Scan the records and identify every line in which the string "caption" occurs, then return those lines.

**Dataset records**
▬▬▬
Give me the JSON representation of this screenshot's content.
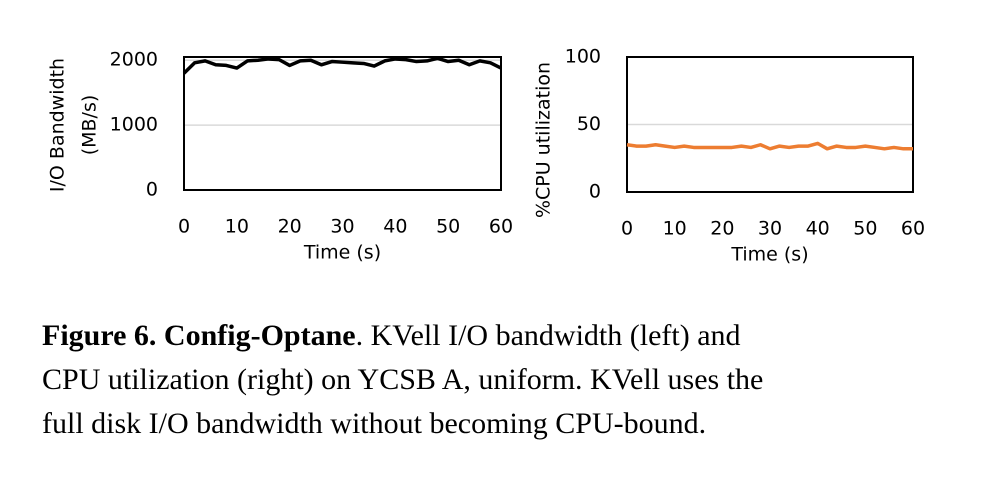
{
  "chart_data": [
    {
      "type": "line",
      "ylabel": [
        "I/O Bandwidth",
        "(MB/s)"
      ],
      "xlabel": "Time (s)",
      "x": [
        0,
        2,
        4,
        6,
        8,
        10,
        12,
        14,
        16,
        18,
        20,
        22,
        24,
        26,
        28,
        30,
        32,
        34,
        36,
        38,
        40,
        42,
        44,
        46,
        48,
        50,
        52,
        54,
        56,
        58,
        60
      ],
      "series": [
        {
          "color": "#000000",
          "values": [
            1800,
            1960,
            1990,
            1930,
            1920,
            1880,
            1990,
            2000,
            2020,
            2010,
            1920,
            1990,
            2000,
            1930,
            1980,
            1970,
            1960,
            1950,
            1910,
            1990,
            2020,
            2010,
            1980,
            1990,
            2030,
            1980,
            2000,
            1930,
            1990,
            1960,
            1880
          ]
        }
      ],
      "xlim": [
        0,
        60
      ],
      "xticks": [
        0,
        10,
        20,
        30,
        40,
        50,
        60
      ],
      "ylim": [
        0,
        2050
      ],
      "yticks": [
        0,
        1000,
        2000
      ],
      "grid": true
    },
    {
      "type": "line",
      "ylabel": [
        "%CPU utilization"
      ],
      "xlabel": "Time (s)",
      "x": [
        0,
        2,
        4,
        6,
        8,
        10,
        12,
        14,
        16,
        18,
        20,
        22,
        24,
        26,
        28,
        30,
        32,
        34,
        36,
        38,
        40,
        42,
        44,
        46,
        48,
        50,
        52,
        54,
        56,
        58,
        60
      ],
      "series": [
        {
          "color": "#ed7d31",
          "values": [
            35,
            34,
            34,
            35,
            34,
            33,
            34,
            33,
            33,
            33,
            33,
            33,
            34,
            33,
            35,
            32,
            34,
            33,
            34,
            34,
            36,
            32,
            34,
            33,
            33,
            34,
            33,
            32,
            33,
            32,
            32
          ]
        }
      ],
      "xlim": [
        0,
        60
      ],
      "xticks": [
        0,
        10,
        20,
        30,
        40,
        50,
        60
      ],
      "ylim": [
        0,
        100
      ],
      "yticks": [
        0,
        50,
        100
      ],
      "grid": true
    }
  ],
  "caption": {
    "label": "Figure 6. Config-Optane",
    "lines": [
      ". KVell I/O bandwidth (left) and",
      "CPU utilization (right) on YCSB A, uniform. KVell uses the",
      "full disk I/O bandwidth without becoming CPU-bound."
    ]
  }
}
▬▬▬
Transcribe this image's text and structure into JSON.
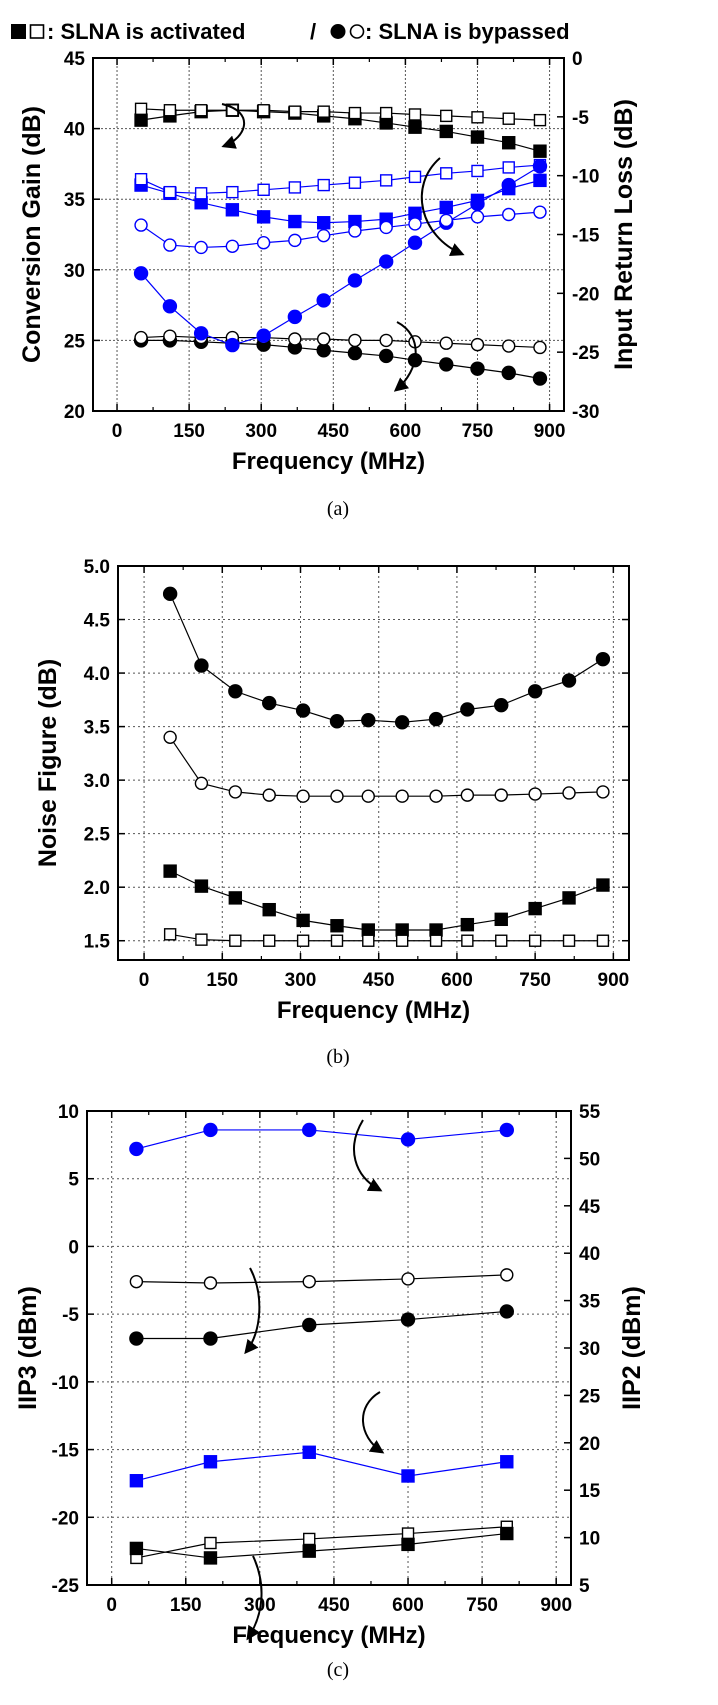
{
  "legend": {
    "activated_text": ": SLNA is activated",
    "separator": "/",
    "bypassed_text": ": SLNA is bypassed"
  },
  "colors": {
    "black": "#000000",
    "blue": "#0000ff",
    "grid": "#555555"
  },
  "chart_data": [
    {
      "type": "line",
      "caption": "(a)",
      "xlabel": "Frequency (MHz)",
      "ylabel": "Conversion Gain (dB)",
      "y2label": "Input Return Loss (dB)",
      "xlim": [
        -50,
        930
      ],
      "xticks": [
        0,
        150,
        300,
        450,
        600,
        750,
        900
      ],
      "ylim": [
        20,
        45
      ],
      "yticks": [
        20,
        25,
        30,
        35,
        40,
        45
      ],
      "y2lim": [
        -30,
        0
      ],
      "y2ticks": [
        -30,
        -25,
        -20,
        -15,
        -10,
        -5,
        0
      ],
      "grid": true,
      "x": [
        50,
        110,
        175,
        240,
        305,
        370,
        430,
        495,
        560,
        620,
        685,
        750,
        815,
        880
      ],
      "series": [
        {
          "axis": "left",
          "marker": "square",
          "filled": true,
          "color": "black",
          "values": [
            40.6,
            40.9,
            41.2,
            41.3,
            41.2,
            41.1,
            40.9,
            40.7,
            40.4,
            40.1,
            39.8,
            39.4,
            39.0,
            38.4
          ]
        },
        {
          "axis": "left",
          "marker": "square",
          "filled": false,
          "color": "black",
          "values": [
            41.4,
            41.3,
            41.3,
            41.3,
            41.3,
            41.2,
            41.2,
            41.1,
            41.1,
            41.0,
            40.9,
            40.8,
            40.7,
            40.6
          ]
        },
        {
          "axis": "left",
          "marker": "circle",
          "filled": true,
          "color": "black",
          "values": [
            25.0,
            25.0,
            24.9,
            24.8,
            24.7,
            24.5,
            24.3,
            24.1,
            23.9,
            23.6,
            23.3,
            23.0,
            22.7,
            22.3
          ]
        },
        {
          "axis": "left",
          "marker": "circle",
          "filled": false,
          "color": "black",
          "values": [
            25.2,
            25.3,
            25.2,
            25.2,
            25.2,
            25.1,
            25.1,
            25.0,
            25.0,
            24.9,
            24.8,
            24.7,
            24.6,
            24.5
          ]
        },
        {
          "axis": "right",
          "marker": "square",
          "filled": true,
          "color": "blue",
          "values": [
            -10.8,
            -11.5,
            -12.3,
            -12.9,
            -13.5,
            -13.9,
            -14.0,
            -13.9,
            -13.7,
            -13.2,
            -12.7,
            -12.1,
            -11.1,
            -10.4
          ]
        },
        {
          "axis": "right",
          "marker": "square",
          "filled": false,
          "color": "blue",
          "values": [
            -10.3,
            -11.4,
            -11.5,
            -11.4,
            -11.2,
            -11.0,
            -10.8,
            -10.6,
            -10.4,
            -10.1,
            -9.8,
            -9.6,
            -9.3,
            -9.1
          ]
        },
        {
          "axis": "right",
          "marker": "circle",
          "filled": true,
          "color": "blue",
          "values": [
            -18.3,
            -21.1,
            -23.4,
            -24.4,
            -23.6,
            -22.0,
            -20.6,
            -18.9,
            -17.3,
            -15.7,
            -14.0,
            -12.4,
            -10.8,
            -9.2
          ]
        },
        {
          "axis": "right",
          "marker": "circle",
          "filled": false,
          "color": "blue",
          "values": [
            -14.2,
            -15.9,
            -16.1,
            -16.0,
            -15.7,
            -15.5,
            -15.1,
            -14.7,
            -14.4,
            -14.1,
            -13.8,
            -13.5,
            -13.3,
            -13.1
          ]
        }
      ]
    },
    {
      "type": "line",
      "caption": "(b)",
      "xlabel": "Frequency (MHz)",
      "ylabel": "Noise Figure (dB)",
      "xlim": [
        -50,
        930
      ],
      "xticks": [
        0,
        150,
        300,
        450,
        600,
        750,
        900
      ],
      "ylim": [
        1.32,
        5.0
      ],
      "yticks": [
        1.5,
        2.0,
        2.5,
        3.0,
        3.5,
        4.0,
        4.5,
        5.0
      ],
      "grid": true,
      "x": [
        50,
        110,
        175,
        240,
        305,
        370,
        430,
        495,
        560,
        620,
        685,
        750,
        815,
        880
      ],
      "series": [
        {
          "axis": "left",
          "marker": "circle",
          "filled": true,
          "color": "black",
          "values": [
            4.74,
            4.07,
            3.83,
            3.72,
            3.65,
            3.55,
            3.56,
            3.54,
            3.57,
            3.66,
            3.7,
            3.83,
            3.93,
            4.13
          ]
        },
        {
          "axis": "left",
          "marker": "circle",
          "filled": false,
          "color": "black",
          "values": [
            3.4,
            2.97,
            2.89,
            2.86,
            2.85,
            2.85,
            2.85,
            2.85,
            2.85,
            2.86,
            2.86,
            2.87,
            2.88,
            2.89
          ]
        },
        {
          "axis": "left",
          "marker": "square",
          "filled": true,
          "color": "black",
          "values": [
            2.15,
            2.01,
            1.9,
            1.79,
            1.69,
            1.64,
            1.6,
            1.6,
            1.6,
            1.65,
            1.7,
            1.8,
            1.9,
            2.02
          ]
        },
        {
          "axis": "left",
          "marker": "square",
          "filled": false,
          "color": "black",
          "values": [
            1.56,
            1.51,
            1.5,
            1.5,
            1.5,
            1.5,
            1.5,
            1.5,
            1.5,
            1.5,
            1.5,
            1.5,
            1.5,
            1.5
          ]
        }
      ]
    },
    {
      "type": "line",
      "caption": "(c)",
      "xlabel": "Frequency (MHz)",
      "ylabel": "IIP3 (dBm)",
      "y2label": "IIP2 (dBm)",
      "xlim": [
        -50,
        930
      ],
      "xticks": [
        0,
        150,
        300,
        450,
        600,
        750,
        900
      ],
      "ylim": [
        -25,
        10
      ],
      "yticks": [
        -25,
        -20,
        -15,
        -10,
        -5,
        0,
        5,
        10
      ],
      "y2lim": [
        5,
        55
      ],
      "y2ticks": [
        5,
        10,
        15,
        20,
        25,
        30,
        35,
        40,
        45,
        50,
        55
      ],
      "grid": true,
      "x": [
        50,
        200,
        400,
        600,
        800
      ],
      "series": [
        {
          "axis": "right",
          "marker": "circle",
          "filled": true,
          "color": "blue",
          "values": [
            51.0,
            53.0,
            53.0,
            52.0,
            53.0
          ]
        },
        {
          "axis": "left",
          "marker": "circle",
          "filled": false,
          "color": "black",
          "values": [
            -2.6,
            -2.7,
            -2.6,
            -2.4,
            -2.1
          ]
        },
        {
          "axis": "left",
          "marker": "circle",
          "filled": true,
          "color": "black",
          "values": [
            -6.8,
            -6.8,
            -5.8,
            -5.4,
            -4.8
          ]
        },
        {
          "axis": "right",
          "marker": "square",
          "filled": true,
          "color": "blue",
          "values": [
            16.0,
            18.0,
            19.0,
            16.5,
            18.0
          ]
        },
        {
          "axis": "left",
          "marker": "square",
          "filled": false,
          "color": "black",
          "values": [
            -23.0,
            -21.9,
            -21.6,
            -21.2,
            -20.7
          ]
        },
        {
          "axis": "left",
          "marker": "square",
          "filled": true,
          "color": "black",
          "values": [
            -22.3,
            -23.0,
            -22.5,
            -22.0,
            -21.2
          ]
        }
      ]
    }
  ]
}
▬▬▬
**Response to the exercise**
  "caption": {
      "caption": "(a)",
      "caption": "(b)",
      "caption": "(c)",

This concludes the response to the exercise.